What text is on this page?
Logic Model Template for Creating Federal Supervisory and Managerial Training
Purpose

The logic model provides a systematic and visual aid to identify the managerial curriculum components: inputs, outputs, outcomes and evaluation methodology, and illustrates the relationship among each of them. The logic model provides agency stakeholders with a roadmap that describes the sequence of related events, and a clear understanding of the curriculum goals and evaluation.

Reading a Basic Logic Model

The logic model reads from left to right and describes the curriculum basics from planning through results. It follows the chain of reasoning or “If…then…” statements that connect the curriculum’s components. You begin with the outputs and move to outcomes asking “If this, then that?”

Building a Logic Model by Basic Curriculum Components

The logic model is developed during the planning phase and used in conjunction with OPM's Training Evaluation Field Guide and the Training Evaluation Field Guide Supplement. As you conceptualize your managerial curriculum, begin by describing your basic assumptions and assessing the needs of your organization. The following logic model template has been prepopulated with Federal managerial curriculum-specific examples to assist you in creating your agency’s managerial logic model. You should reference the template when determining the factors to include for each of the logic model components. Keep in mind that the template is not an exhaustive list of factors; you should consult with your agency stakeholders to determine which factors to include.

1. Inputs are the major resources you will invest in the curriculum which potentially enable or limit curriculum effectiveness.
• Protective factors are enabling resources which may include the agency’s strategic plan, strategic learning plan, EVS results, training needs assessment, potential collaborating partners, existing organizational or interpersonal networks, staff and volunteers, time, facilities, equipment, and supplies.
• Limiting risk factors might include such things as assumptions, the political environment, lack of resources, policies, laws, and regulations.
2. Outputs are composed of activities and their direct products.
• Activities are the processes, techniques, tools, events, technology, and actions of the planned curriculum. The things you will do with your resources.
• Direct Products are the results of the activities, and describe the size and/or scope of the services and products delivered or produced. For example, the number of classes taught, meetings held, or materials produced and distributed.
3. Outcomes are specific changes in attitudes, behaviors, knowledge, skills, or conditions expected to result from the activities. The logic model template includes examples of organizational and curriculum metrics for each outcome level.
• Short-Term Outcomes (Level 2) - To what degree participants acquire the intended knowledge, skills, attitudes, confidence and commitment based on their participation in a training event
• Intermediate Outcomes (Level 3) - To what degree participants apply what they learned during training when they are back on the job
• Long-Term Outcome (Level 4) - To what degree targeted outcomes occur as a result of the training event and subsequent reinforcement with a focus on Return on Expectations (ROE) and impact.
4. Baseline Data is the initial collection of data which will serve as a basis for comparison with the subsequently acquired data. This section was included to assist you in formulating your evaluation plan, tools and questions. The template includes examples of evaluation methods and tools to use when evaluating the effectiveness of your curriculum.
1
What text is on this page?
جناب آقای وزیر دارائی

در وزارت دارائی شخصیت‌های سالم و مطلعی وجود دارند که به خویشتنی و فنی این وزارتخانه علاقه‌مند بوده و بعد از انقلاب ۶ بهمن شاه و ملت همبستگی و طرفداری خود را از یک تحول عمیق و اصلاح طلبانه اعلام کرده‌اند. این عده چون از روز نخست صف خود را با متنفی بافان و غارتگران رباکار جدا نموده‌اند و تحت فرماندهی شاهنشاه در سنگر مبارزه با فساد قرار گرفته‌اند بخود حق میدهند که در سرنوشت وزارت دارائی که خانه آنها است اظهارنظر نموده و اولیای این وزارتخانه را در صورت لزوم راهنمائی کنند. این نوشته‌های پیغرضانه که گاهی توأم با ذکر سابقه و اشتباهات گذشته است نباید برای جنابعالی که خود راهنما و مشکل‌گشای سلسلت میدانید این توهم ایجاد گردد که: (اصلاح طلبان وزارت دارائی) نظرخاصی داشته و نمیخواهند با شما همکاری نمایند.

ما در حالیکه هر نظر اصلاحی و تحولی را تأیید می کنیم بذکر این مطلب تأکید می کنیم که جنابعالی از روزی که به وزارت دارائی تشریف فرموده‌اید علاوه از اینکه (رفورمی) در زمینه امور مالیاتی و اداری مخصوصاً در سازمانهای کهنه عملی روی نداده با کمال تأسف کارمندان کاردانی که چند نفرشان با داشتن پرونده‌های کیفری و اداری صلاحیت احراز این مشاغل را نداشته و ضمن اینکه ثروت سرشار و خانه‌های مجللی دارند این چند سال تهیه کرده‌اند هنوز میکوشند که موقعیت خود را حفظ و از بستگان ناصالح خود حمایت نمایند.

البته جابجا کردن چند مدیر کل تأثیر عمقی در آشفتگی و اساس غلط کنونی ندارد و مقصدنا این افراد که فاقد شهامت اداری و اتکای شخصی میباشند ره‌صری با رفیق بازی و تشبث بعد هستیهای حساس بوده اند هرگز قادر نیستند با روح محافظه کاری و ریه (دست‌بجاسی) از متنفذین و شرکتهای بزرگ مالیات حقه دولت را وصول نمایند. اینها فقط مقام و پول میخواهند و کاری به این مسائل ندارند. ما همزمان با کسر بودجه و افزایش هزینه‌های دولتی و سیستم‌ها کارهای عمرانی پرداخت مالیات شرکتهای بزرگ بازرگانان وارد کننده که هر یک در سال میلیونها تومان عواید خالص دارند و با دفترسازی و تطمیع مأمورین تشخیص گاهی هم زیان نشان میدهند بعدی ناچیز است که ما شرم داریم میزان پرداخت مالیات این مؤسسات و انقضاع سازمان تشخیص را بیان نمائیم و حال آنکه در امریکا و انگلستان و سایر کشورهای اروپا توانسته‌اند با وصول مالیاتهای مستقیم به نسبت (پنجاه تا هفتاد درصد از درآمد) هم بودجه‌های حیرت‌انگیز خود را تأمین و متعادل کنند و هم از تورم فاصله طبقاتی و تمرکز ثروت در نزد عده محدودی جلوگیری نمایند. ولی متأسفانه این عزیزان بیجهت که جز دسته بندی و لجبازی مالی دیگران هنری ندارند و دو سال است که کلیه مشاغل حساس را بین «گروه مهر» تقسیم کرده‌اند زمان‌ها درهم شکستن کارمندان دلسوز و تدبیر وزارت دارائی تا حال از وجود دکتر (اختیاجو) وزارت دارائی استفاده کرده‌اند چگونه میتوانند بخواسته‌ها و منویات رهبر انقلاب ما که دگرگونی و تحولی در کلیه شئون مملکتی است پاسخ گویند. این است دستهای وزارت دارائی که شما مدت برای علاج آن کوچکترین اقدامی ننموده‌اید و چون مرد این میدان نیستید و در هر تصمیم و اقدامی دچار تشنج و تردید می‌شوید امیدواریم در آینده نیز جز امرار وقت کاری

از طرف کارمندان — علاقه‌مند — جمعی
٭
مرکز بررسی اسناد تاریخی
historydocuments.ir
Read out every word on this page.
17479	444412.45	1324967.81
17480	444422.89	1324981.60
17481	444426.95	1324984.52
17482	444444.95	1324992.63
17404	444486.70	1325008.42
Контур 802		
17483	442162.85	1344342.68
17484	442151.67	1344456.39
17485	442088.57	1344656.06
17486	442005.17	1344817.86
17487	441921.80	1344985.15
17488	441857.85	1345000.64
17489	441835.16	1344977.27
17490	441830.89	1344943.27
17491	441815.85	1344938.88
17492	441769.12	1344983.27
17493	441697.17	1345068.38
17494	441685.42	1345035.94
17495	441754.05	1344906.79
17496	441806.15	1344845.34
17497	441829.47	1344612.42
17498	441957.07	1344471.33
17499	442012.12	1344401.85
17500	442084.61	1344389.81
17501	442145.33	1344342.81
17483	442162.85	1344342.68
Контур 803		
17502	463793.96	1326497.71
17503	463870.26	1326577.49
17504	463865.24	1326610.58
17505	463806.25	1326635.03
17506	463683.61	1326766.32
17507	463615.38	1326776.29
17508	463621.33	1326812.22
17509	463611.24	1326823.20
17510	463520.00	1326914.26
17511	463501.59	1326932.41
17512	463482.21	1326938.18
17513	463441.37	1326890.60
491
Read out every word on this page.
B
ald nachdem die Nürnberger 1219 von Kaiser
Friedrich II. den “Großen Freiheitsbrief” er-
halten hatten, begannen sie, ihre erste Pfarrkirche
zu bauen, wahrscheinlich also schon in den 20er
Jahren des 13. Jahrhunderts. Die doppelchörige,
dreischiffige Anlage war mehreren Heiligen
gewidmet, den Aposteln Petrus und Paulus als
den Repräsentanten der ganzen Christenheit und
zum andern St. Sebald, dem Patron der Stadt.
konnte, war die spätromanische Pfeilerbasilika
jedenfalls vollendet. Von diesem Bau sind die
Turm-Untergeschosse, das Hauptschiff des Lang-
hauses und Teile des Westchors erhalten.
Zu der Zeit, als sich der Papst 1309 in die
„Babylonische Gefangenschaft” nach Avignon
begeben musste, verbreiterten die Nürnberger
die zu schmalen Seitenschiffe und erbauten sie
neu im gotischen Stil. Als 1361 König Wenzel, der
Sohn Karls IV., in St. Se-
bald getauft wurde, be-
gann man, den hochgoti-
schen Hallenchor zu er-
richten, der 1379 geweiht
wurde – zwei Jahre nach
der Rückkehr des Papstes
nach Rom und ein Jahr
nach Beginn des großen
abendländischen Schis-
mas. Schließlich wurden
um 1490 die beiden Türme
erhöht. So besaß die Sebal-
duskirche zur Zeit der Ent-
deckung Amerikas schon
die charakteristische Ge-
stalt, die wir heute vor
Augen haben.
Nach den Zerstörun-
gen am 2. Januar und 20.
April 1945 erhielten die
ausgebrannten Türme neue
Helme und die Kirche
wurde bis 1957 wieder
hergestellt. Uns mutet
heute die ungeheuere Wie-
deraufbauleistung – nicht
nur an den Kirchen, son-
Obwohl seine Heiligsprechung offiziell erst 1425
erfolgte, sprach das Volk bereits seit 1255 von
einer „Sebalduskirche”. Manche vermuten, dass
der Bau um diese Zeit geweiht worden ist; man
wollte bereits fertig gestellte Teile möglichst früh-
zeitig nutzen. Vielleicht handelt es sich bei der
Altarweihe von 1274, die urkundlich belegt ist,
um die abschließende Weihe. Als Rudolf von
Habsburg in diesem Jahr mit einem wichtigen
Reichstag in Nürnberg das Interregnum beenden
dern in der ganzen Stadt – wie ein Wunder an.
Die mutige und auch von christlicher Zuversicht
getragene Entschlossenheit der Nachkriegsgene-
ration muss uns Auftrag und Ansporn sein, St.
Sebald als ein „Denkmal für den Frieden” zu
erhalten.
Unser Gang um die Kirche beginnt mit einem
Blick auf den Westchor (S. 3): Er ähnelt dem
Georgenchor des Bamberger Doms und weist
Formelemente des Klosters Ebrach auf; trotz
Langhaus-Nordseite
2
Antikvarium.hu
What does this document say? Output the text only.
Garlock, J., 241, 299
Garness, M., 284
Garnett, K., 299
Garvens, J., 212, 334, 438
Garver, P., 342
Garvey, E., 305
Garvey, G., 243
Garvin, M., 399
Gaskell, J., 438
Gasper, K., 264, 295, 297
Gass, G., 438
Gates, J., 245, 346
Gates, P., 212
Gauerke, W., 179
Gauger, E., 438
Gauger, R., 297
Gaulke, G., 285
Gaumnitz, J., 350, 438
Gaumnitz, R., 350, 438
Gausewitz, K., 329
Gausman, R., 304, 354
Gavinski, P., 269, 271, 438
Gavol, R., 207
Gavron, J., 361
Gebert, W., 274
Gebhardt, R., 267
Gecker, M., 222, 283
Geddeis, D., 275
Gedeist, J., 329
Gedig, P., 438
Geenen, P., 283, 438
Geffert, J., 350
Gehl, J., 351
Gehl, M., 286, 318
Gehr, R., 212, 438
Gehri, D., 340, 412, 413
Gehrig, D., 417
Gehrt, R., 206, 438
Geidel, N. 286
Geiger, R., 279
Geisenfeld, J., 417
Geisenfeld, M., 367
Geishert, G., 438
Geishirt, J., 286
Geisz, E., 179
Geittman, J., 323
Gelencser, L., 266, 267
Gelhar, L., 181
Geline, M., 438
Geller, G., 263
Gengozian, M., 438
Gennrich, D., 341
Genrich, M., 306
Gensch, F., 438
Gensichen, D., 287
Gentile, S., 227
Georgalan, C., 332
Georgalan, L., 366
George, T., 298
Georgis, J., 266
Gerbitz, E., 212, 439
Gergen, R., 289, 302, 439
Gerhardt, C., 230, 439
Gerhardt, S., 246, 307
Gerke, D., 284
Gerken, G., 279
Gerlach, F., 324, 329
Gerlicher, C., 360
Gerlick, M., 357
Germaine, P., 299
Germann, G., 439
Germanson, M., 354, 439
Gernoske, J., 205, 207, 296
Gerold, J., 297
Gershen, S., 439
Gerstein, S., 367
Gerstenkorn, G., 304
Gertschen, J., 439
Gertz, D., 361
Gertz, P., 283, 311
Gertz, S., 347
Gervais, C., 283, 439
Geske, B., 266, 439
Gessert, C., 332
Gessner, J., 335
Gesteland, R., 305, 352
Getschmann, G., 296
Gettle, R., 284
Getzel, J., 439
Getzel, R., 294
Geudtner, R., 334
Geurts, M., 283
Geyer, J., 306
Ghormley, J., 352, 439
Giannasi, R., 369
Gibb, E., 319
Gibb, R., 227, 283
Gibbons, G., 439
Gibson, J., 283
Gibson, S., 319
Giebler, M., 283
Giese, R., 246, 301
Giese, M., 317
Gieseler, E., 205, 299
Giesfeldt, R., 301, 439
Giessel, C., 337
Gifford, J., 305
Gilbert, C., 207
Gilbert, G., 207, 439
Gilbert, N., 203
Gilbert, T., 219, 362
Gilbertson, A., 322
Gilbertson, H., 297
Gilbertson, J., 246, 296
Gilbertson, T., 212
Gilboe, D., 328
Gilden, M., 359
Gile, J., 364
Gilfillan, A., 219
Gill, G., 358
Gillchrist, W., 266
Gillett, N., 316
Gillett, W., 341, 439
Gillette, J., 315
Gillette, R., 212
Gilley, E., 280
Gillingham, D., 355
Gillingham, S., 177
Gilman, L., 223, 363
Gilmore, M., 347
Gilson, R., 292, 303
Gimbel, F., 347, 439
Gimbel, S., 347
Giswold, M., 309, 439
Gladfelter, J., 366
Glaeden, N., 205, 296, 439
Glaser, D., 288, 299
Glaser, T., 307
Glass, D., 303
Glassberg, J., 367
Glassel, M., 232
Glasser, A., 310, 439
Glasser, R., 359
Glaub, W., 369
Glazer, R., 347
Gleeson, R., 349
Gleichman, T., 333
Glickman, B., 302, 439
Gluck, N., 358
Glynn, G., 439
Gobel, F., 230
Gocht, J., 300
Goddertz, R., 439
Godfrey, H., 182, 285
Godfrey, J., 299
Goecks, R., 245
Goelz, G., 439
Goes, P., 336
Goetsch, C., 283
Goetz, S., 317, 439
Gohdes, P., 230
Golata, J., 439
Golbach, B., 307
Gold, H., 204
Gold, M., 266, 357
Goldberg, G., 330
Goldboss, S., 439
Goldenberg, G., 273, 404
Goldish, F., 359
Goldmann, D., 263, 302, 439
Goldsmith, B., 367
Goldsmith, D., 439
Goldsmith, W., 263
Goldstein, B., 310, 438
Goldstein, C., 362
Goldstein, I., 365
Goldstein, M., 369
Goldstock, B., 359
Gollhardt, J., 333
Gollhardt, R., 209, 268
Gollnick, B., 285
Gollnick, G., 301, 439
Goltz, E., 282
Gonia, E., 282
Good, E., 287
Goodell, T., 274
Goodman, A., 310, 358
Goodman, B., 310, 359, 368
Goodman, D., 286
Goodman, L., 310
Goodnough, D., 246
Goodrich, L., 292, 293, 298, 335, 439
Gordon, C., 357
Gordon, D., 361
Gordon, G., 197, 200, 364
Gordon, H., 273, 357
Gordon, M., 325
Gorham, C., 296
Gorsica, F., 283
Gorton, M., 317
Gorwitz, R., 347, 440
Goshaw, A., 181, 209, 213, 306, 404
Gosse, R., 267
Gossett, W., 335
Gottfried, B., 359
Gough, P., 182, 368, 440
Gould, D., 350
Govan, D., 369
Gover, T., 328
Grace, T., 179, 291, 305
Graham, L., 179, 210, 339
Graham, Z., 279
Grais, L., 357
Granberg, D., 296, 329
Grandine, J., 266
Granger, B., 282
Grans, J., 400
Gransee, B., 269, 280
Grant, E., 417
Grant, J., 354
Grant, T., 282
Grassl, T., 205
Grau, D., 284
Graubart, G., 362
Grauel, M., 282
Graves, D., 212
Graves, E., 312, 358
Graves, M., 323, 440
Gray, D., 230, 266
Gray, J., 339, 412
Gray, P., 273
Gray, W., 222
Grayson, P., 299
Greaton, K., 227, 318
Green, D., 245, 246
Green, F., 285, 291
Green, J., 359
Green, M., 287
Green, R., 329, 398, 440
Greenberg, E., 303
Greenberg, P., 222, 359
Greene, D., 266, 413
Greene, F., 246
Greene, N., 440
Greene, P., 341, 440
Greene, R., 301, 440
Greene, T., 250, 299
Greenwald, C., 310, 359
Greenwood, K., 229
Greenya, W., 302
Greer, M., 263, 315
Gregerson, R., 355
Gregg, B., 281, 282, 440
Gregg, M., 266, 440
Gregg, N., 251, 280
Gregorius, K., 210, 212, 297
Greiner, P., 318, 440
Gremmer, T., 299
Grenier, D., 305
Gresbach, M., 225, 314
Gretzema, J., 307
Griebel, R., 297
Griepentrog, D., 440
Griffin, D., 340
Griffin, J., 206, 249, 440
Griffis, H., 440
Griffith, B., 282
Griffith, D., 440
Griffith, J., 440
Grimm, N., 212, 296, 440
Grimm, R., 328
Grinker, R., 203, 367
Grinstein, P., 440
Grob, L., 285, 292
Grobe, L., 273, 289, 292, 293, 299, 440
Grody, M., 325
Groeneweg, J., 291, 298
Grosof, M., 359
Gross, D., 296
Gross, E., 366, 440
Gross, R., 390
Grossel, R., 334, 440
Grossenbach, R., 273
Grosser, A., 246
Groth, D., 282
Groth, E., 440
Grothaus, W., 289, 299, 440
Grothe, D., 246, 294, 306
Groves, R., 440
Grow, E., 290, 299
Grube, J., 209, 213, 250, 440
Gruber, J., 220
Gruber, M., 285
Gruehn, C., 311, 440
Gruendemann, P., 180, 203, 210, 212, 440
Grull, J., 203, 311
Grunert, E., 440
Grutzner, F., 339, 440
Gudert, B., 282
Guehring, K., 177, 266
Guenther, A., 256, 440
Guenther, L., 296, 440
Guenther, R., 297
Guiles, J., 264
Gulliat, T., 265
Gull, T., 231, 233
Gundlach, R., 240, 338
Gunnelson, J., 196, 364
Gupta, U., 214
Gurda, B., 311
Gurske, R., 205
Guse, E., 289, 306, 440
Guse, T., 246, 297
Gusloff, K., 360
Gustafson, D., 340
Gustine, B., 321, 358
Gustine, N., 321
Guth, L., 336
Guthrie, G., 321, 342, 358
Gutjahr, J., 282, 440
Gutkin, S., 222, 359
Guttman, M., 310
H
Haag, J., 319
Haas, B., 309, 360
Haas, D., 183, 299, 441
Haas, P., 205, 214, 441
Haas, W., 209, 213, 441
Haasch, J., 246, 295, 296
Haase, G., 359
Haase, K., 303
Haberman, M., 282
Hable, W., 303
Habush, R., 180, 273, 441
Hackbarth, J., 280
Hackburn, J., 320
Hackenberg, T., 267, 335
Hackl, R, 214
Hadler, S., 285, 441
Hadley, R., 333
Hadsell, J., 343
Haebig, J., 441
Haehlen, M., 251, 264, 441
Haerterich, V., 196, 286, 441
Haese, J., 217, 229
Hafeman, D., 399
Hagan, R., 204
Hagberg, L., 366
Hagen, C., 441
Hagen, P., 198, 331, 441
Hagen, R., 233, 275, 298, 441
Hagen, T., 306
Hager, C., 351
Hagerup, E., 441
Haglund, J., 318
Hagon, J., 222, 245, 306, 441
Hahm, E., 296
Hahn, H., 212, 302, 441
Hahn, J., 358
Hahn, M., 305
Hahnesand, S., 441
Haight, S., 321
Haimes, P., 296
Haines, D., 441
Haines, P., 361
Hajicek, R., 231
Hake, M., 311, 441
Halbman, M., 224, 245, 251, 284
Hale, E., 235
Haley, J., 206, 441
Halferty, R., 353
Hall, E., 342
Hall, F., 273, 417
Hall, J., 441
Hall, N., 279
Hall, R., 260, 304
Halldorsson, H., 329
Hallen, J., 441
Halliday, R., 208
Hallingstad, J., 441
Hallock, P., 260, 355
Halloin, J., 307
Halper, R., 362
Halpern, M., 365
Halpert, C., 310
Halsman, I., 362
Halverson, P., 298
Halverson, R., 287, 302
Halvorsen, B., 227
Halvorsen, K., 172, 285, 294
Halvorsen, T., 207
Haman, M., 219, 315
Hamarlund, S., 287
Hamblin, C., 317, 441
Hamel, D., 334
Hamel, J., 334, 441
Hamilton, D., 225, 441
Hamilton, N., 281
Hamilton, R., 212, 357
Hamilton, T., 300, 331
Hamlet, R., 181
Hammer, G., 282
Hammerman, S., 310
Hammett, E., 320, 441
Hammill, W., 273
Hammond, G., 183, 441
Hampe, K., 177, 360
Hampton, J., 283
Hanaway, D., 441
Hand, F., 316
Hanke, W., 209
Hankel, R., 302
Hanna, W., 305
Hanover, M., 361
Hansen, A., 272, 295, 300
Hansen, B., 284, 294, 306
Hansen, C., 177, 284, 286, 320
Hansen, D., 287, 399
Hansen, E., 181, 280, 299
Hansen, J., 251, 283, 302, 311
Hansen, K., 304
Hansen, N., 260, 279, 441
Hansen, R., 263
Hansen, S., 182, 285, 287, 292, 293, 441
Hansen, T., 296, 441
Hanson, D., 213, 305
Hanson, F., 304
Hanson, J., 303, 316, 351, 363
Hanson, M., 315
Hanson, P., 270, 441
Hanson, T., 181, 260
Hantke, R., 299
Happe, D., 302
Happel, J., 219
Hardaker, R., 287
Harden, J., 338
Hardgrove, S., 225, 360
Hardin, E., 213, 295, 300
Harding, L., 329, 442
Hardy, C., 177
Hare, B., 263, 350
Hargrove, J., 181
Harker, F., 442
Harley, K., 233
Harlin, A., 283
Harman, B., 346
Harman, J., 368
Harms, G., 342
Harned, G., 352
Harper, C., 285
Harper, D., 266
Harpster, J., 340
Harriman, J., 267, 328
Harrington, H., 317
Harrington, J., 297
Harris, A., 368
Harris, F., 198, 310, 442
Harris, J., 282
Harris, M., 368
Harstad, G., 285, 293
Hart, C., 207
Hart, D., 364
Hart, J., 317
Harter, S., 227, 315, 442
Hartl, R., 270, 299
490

Short task: Copy every line that includes the string "Harris" from the material above.

Final result:
Harris, A., 368
Harris, F., 198, 310, 442
Harris, J., 282
Harris, M., 368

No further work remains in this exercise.